■ **Exercise objective**: Among the lines listed below, count those that include the string "cite", and state only the count.

■ **Source records**:
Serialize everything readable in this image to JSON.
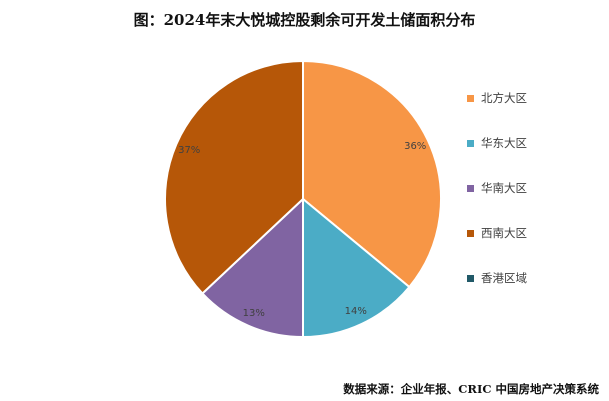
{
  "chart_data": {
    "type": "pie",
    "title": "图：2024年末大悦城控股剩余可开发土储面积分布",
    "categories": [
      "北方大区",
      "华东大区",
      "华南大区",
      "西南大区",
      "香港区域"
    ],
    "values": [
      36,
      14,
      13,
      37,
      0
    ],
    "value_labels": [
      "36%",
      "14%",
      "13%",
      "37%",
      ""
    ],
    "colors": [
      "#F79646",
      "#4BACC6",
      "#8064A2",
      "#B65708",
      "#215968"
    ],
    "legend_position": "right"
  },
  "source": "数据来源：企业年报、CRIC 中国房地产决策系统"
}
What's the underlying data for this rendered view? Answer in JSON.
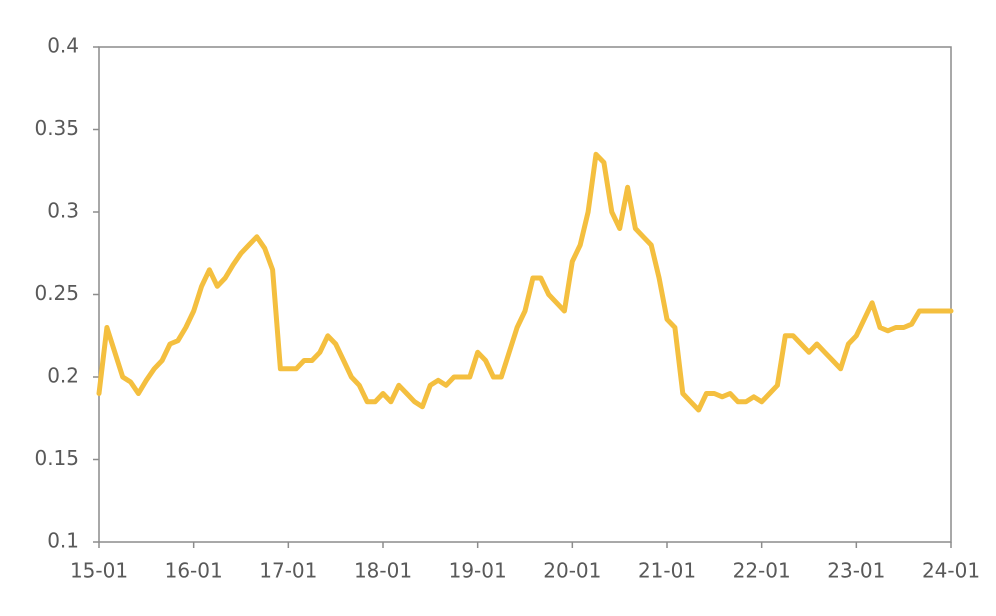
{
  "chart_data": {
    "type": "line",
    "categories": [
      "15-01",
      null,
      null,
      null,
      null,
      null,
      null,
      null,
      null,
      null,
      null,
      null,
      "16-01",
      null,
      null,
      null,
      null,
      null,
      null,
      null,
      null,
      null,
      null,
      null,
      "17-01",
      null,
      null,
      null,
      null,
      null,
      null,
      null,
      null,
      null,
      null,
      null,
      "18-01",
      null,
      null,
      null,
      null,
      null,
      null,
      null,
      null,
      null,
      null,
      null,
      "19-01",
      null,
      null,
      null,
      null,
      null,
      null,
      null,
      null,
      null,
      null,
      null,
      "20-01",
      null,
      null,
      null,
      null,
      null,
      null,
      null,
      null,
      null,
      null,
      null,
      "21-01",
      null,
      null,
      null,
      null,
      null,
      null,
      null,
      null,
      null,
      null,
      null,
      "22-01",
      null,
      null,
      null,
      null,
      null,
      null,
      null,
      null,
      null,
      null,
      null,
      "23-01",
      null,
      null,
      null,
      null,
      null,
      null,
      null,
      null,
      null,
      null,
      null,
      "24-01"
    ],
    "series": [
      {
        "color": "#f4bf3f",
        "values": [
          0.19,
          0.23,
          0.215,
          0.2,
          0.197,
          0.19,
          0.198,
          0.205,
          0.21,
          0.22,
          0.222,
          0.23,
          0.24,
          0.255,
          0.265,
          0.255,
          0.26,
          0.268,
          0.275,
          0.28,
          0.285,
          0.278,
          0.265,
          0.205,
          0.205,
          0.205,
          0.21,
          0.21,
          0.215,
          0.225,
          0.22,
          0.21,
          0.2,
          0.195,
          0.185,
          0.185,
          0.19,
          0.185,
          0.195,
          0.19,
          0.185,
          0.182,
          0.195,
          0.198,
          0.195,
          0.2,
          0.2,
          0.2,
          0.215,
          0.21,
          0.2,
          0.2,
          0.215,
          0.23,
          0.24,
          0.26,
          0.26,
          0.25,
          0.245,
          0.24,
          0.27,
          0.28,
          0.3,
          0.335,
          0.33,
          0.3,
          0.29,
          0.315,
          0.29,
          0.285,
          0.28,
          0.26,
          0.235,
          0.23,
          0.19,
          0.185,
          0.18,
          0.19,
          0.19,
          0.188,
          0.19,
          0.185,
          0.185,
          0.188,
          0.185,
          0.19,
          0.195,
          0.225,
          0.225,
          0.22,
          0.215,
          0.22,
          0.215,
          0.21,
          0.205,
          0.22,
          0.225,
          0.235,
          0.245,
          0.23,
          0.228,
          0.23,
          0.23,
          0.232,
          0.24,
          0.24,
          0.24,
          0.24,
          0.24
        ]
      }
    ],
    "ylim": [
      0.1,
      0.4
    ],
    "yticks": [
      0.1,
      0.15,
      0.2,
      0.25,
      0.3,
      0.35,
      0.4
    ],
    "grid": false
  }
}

---

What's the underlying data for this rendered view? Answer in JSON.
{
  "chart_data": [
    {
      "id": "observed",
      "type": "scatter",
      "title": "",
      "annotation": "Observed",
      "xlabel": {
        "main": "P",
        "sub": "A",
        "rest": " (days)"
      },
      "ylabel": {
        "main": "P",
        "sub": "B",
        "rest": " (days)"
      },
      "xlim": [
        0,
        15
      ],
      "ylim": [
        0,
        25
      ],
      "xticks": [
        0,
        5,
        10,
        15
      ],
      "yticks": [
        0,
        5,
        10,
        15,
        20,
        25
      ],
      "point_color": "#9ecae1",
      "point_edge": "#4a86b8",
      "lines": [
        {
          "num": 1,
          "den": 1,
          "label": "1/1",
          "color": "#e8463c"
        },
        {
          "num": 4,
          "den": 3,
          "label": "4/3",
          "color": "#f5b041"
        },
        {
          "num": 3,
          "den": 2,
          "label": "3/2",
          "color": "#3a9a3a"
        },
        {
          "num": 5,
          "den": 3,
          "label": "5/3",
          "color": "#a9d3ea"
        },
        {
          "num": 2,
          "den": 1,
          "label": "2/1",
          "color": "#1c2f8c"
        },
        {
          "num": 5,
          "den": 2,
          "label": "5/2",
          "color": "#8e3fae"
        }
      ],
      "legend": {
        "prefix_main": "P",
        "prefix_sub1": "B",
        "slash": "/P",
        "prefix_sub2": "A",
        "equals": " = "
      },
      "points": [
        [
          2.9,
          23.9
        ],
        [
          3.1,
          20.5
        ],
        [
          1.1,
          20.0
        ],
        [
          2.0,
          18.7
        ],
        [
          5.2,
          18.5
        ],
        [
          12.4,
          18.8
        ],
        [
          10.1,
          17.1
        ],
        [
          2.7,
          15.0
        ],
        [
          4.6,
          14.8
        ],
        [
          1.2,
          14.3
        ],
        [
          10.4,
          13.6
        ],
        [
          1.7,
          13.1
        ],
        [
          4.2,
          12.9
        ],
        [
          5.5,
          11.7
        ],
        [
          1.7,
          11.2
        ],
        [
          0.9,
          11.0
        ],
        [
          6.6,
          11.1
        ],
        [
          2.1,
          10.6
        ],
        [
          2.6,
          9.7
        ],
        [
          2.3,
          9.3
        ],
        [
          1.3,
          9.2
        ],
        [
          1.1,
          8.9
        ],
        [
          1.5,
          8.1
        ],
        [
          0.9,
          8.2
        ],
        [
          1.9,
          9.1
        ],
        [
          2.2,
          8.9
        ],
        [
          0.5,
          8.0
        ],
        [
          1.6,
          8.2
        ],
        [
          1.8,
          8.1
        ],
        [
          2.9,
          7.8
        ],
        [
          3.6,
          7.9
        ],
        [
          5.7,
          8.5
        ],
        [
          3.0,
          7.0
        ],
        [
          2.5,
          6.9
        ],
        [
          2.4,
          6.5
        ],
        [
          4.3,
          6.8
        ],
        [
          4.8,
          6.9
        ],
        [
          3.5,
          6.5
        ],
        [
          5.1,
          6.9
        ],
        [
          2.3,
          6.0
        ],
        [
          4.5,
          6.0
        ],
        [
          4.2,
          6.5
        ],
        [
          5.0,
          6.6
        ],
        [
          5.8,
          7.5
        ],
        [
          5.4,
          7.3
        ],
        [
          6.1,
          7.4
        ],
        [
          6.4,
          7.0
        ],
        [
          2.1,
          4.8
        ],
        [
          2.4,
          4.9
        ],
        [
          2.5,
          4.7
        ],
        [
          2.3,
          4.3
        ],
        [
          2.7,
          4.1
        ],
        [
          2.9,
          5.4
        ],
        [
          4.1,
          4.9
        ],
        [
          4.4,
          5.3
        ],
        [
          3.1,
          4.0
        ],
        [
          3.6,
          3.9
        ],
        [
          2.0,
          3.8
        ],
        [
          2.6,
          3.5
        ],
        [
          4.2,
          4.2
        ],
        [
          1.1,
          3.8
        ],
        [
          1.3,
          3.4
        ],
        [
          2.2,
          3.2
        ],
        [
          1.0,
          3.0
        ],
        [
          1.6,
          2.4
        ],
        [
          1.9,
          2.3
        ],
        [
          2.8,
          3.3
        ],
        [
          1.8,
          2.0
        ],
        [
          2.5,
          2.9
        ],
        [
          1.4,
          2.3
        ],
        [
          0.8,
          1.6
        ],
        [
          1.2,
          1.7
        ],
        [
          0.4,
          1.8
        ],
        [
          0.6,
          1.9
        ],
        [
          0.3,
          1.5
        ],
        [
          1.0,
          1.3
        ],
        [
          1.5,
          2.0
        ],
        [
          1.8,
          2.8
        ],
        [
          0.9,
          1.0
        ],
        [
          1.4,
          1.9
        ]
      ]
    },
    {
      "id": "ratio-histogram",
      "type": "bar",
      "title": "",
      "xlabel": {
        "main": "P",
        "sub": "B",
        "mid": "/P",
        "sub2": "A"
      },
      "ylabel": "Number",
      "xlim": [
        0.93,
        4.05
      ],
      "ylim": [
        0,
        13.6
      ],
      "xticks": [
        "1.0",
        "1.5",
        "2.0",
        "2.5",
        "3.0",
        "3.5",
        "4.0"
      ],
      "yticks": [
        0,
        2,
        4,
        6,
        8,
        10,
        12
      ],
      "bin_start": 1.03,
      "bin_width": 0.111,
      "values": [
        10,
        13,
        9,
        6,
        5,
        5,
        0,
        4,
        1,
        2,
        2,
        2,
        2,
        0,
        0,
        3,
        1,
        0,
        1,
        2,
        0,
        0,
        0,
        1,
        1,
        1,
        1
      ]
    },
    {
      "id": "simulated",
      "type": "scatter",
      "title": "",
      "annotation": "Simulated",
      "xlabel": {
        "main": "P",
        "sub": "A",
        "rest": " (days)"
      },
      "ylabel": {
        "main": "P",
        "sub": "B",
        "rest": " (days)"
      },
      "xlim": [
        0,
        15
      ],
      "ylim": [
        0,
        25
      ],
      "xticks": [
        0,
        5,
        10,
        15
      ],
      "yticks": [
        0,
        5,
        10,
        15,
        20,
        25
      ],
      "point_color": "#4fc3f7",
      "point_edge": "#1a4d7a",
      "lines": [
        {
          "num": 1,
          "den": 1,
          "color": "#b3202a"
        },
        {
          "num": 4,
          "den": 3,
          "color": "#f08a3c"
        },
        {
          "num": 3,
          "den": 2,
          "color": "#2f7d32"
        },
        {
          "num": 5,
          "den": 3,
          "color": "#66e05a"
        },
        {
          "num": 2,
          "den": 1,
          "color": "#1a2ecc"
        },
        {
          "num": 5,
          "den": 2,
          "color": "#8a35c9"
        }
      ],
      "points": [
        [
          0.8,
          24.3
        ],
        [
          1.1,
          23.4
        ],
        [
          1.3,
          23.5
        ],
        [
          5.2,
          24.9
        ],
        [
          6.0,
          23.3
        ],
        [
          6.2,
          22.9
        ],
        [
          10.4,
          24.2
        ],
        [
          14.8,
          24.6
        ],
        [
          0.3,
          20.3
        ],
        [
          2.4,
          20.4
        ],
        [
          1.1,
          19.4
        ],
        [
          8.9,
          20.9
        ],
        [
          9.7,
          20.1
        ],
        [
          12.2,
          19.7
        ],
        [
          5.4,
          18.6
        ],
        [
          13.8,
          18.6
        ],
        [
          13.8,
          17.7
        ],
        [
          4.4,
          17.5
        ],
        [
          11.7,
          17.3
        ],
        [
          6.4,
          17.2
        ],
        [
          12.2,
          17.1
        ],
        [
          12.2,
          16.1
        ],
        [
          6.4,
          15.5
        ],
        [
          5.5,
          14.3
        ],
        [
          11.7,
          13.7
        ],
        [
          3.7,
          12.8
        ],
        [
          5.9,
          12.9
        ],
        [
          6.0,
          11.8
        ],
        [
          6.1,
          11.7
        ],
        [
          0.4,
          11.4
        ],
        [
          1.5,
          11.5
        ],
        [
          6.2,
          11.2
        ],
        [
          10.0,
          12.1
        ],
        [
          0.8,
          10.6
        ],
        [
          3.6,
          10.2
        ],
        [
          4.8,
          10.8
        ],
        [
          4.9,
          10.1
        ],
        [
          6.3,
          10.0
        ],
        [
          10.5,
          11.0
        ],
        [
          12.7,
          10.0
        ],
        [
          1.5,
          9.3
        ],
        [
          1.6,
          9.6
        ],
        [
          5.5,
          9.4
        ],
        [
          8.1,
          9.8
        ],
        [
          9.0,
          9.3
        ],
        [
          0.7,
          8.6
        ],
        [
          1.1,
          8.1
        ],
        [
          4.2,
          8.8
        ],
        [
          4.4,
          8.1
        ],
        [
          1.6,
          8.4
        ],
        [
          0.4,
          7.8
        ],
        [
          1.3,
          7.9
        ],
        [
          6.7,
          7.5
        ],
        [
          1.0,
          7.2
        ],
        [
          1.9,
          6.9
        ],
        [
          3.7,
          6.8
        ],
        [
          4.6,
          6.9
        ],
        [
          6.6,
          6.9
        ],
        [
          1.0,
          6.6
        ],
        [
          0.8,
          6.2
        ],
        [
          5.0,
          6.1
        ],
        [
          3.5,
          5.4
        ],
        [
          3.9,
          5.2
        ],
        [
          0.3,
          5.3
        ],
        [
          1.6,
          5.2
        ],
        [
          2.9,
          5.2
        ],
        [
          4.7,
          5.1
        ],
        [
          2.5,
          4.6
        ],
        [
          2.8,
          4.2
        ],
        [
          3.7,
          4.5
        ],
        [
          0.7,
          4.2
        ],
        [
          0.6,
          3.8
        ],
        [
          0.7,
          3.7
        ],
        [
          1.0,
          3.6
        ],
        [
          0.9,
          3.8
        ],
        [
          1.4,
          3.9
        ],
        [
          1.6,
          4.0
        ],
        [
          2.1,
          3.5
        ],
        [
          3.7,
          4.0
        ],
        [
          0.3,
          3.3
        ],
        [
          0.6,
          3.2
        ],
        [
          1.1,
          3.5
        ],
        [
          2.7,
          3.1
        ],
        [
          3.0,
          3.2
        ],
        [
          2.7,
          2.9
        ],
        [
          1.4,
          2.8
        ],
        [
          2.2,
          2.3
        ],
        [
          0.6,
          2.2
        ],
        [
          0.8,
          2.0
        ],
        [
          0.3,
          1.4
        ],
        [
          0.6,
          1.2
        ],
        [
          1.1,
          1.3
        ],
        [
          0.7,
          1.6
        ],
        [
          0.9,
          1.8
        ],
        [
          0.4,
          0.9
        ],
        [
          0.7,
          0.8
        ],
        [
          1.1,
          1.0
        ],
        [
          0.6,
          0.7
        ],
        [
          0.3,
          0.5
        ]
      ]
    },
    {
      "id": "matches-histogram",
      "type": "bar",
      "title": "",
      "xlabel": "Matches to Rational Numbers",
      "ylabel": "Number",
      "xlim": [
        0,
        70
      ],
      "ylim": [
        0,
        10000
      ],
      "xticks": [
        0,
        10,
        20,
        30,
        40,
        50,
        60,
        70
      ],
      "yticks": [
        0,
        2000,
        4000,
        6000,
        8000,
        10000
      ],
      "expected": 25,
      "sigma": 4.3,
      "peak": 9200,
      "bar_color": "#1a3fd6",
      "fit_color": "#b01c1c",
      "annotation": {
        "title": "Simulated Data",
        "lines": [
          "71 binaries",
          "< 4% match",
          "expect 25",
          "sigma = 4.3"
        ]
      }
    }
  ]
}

* * *

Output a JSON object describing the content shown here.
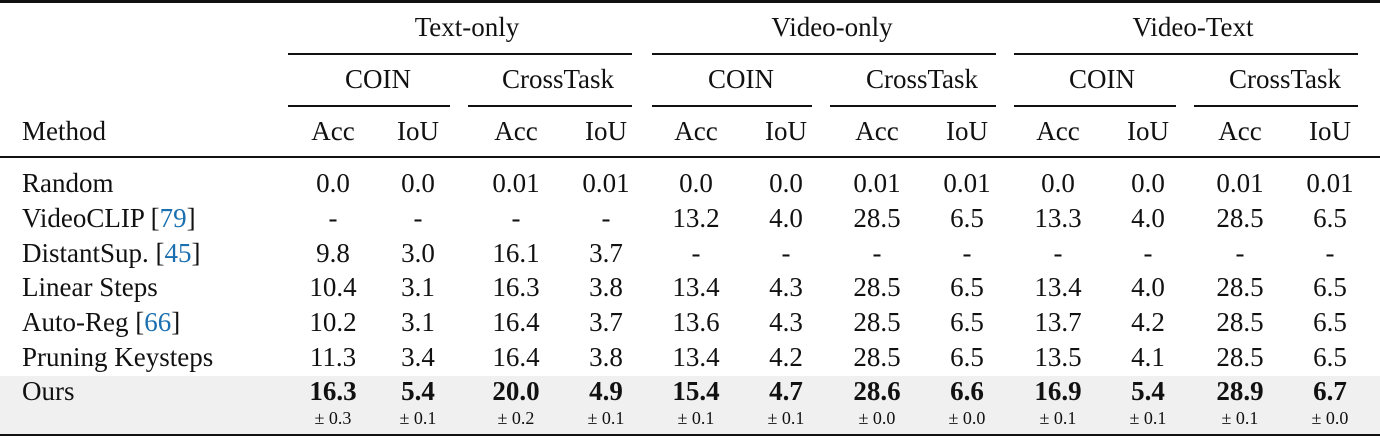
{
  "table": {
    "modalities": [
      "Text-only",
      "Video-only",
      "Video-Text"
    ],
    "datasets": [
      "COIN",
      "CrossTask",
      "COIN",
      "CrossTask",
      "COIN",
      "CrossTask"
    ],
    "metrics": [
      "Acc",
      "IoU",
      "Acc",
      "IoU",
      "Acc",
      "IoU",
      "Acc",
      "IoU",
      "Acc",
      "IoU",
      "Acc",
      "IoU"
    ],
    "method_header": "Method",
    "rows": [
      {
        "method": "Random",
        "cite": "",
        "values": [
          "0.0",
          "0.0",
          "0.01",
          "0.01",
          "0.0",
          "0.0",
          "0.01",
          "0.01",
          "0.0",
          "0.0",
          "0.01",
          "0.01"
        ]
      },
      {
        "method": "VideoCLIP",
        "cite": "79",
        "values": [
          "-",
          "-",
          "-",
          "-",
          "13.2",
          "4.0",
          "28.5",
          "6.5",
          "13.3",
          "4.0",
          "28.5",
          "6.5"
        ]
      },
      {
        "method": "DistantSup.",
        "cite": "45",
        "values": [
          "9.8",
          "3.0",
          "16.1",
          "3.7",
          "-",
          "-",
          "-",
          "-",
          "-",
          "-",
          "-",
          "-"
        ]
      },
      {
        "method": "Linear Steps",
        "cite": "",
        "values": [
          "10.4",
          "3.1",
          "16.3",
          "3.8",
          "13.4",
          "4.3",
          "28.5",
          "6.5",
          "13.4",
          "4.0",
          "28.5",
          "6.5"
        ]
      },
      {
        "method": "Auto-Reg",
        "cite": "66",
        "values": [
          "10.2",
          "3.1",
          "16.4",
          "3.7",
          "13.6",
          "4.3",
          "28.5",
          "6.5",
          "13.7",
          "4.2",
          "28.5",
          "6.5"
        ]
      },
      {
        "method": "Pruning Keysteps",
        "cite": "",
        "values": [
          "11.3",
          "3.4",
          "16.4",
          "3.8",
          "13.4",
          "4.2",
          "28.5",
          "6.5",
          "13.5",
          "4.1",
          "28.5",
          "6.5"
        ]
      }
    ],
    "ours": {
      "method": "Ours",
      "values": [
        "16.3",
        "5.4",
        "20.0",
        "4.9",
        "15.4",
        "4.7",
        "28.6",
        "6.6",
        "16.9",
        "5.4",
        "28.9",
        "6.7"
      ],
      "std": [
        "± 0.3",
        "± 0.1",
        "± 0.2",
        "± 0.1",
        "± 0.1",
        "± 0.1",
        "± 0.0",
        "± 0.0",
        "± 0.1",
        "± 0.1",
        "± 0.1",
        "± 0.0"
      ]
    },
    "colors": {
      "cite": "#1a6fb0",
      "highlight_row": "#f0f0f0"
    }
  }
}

■ **Answer**: 7